## Written problem
Lines holding the string "name" are the ones to copy from this listing.

Figure record listings:
====
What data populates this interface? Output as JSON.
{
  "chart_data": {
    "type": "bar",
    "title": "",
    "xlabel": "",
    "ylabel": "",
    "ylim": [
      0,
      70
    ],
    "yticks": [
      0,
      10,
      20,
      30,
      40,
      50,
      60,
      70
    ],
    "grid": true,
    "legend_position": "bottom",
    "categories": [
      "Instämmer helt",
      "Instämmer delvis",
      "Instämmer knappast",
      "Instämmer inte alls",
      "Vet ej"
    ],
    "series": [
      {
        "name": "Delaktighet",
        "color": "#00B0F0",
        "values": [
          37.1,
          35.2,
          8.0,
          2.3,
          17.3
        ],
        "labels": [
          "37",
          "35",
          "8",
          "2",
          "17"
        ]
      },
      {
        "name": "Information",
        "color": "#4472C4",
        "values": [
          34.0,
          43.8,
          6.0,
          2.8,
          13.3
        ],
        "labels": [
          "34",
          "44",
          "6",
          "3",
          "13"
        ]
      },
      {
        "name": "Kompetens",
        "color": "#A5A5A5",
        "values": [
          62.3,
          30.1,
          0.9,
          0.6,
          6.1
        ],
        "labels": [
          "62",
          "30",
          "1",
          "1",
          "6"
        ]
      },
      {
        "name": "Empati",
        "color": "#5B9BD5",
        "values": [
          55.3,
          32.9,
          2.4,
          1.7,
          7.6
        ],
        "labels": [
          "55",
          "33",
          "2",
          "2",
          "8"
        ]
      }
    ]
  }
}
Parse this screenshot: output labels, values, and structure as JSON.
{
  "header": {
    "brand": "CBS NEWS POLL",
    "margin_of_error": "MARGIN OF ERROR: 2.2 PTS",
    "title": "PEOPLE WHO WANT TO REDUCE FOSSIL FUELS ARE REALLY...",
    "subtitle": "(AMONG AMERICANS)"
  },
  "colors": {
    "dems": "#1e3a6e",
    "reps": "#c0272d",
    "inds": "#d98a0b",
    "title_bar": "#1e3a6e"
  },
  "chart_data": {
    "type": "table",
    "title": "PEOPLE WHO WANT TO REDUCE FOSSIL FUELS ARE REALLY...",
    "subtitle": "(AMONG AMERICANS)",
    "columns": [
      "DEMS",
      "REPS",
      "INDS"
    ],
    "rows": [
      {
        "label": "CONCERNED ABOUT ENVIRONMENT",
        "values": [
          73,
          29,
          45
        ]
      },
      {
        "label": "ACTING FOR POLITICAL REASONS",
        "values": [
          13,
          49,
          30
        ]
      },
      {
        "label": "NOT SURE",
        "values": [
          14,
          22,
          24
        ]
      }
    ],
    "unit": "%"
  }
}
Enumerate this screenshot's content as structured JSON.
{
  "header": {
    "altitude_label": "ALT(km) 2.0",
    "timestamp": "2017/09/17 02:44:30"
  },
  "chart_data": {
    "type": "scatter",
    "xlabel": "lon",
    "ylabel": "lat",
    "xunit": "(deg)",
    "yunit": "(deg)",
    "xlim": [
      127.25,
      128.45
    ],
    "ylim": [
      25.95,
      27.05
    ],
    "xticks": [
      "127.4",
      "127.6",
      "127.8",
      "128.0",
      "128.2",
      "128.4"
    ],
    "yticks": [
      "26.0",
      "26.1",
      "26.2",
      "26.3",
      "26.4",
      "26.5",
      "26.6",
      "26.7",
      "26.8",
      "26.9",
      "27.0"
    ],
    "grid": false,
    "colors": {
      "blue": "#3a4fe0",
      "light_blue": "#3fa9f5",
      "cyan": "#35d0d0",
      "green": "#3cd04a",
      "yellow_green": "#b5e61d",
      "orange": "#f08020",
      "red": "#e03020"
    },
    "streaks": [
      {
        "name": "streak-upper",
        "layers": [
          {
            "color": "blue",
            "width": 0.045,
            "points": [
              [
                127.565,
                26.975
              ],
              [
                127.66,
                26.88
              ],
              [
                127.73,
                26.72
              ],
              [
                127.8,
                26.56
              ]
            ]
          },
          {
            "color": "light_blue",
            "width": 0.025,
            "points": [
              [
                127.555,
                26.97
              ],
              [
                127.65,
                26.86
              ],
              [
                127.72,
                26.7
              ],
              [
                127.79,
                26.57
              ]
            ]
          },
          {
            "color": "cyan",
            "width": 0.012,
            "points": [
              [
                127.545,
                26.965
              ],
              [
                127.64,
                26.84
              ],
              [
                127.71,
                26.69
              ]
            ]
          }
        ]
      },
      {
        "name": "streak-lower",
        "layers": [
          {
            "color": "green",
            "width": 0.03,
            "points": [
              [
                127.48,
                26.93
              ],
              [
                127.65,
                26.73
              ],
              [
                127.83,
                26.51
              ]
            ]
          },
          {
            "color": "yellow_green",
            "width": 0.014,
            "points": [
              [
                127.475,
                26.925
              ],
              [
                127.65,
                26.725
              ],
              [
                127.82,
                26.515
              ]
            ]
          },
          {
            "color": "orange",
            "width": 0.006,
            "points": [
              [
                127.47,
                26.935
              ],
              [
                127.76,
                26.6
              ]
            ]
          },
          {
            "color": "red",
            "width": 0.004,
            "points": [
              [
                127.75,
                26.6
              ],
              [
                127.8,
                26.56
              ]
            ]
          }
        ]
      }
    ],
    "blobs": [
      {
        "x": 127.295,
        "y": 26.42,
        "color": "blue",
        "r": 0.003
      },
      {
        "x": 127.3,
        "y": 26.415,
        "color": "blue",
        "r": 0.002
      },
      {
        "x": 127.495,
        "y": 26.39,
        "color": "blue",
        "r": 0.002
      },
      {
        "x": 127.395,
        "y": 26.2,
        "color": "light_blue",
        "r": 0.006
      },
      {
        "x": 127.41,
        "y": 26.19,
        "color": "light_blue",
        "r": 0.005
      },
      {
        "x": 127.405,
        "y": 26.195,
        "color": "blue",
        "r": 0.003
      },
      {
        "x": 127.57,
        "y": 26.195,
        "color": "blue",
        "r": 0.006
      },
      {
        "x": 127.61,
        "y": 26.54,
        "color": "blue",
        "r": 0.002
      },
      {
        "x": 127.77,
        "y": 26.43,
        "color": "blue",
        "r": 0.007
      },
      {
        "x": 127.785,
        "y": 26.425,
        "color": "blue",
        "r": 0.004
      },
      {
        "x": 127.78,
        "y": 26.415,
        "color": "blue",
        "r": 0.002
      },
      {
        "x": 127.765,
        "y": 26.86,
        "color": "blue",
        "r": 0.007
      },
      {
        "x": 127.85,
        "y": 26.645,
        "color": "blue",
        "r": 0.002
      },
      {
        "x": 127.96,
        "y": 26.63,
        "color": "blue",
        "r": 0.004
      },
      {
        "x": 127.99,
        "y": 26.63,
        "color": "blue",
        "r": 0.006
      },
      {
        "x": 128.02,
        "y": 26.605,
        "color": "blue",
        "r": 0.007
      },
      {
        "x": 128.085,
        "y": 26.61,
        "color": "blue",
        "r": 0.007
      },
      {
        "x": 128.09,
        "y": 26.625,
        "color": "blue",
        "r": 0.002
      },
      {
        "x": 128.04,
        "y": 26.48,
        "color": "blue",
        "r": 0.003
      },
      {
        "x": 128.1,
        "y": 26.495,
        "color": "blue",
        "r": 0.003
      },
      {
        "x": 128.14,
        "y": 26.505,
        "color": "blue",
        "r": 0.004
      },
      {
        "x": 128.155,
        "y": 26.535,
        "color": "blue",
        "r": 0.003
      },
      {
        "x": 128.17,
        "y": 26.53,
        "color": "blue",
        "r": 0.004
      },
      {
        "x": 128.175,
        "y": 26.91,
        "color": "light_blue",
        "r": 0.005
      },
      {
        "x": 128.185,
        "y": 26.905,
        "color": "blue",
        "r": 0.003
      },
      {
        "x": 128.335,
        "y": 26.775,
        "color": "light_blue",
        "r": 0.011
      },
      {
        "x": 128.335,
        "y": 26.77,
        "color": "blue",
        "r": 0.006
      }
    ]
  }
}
====
## Answer to this task
        "name": "Delaktighet",
        "name": "Information",
        "name": "Kompetens",
        "name": "Empati",
        "name": "streak-upper",
        "name": "streak-lower",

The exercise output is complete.